(Excerpt from a data file)
┌──
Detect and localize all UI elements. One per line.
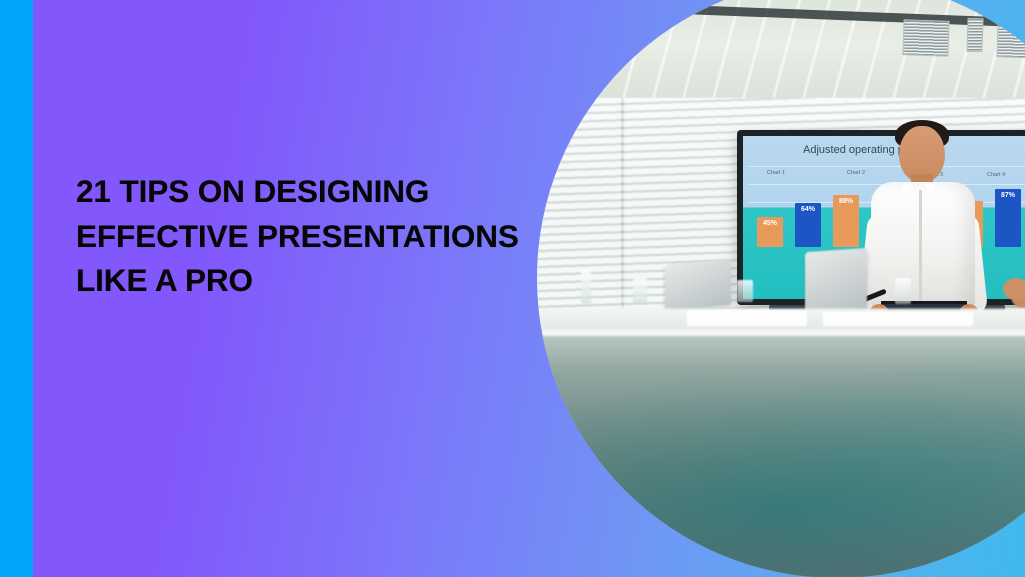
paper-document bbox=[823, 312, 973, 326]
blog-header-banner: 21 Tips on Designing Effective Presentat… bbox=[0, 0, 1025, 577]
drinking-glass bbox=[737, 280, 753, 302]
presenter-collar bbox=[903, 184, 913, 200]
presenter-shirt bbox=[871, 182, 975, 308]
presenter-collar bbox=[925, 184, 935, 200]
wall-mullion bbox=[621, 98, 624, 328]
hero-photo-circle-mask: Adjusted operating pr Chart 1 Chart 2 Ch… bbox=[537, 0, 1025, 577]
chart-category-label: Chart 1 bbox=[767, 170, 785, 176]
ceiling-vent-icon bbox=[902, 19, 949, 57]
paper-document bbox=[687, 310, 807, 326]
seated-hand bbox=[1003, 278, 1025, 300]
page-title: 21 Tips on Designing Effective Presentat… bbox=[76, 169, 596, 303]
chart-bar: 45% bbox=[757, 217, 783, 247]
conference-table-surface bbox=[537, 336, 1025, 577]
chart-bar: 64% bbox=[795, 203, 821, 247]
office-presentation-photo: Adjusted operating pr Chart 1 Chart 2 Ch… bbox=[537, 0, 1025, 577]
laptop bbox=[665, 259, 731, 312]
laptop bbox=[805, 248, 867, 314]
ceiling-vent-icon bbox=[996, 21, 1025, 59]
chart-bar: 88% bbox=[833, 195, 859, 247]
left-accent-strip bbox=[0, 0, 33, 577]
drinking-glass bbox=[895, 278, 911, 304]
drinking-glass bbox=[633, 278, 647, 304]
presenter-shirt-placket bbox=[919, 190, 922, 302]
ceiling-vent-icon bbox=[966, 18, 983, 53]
└──
Put every line of the data above into a numbered list, dropping any blank lines. Leave the picture placeholders out.

-- Finished answer --
1. Detect and localize all UI elements. One per line.
2. paper-document bbox=[823, 312, 973, 326]
3. blog-header-banner: 21 Tips on Designing Effective Presentat… bbox=[0, 0, 1025, 577]
4. drinking-glass bbox=[737, 280, 753, 302]
5. presenter-collar bbox=[903, 184, 913, 200]
6. presenter-shirt bbox=[871, 182, 975, 308]
7. presenter-collar bbox=[925, 184, 935, 200]
8. wall-mullion bbox=[621, 98, 624, 328]
9. hero-photo-circle-mask: Adjusted operating pr Chart 1 Chart 2 Ch… bbox=[537, 0, 1025, 577]
10. chart-category-label: Chart 1 bbox=[767, 170, 785, 176]
11. ceiling-vent-icon bbox=[902, 19, 949, 57]
12. paper-document bbox=[687, 310, 807, 326]
13. seated-hand bbox=[1003, 278, 1025, 300]
14. page-title: 21 Tips on Designing Effective Presentat… bbox=[76, 169, 596, 303]
15. chart-bar: 45% bbox=[757, 217, 783, 247]
16. conference-table-surface bbox=[537, 336, 1025, 577]
17. chart-bar: 64% bbox=[795, 203, 821, 247]
18. office-presentation-photo: Adjusted operating pr Chart 1 Chart 2 Ch… bbox=[537, 0, 1025, 577]
19. laptop bbox=[665, 259, 731, 312]
20. laptop bbox=[805, 248, 867, 314]
21. ceiling-vent-icon bbox=[996, 21, 1025, 59]
22. chart-bar: 88% bbox=[833, 195, 859, 247]
23. left-accent-strip bbox=[0, 0, 33, 577]
24. drinking-glass bbox=[895, 278, 911, 304]
25. drinking-glass bbox=[633, 278, 647, 304]
26. presenter-shirt-placket bbox=[919, 190, 922, 302]
27. ceiling-vent-icon bbox=[966, 18, 983, 53]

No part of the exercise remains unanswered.